* **Aim**: Pick out all lines of the entries that include the word "xlabel" and copy them.

+++ Record set

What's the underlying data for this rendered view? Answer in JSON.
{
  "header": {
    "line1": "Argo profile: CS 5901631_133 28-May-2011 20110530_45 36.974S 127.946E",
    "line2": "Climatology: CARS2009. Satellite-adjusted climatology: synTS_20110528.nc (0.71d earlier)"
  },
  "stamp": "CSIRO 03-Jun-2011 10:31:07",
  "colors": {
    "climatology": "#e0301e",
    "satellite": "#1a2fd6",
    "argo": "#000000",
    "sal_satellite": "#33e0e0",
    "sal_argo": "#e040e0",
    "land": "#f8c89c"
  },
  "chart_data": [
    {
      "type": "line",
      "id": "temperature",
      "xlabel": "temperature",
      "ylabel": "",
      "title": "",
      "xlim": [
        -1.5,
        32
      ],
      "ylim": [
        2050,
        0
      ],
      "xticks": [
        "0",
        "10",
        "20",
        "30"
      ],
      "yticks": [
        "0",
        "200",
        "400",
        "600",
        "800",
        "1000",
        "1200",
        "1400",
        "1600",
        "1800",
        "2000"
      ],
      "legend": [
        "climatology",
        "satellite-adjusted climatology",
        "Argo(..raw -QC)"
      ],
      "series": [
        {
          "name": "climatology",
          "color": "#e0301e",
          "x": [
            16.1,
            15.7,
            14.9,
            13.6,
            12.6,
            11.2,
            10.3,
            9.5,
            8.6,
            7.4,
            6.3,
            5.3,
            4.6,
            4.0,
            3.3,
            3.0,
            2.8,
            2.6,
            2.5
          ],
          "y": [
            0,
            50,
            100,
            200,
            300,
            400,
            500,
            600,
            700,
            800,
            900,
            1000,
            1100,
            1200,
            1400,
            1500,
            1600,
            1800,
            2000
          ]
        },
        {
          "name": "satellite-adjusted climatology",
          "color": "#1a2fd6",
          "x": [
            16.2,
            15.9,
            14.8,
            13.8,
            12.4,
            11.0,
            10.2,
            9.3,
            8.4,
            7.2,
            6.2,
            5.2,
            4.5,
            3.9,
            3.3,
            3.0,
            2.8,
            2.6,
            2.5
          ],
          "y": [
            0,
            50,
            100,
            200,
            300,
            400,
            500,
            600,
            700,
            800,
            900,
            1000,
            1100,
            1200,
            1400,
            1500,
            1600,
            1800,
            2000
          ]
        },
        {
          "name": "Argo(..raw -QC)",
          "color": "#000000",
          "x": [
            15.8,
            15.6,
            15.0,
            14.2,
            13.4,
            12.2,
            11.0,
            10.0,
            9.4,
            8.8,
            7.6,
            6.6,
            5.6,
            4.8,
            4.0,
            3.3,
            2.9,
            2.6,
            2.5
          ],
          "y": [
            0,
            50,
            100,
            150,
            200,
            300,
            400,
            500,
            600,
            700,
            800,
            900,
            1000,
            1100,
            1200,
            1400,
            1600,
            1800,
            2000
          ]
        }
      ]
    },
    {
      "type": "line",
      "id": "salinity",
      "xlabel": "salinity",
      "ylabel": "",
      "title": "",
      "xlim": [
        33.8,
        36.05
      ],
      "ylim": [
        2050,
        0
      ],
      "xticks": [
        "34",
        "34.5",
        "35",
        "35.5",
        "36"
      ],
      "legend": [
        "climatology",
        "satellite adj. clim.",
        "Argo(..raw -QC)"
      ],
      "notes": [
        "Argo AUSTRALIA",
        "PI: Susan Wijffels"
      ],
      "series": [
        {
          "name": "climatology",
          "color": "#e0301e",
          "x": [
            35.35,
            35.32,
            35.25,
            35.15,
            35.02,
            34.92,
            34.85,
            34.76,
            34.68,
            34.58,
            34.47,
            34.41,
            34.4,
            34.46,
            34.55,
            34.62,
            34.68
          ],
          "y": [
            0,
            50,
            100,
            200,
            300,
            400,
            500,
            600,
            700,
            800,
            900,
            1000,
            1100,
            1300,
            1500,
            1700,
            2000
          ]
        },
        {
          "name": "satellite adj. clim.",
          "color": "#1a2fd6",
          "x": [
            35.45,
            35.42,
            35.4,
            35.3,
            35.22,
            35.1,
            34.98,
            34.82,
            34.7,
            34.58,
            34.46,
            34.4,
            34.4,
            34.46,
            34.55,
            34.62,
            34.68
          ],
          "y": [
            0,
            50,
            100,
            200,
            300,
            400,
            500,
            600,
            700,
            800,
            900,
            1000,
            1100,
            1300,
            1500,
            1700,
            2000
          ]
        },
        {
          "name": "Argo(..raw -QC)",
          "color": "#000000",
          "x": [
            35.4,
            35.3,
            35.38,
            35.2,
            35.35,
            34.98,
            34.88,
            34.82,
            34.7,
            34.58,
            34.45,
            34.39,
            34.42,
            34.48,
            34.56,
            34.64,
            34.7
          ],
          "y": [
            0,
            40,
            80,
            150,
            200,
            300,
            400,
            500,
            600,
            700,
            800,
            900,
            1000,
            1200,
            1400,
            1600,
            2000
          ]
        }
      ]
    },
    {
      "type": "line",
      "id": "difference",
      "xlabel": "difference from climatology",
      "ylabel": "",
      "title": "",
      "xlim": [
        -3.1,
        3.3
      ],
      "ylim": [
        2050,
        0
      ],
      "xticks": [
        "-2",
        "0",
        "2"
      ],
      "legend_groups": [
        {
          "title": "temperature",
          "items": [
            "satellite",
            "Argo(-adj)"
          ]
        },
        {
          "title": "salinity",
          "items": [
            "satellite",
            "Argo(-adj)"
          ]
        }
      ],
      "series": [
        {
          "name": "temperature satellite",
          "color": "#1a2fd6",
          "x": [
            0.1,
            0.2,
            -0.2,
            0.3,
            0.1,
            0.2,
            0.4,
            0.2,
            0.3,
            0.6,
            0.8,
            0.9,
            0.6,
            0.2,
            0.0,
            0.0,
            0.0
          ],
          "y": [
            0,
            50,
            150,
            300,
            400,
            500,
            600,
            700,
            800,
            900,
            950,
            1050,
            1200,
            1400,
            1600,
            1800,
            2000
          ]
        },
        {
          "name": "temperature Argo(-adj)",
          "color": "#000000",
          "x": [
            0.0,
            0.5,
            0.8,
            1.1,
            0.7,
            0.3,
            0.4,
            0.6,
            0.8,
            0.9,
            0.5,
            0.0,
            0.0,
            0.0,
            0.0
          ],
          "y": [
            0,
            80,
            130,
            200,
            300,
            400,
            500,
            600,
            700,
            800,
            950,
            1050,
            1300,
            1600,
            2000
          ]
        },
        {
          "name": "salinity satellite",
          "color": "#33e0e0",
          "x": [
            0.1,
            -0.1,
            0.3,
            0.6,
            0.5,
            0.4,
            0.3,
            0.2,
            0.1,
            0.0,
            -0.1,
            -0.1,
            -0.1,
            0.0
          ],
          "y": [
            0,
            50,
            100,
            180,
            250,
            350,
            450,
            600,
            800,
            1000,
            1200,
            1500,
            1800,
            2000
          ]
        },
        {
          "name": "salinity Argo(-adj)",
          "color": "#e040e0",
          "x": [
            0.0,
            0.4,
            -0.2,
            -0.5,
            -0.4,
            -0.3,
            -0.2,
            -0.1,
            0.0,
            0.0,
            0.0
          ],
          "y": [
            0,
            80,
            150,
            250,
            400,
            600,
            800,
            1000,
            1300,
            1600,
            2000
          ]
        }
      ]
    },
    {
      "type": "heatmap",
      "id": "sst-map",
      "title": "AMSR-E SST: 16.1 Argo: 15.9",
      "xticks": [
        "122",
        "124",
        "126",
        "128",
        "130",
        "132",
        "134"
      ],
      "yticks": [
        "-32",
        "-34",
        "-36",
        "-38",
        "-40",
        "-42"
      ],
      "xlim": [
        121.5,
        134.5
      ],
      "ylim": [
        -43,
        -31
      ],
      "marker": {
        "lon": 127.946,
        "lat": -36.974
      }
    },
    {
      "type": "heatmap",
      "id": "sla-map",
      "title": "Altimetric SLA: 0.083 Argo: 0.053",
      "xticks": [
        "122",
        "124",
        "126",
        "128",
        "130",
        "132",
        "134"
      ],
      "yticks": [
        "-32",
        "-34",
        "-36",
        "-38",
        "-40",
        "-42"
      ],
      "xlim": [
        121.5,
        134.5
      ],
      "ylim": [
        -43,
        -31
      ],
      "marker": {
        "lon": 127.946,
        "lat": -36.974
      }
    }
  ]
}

++++++

* **Finished exercise**:
      "xlabel": "temperature",
      "xlabel": "salinity",
      "xlabel": "difference from climatology",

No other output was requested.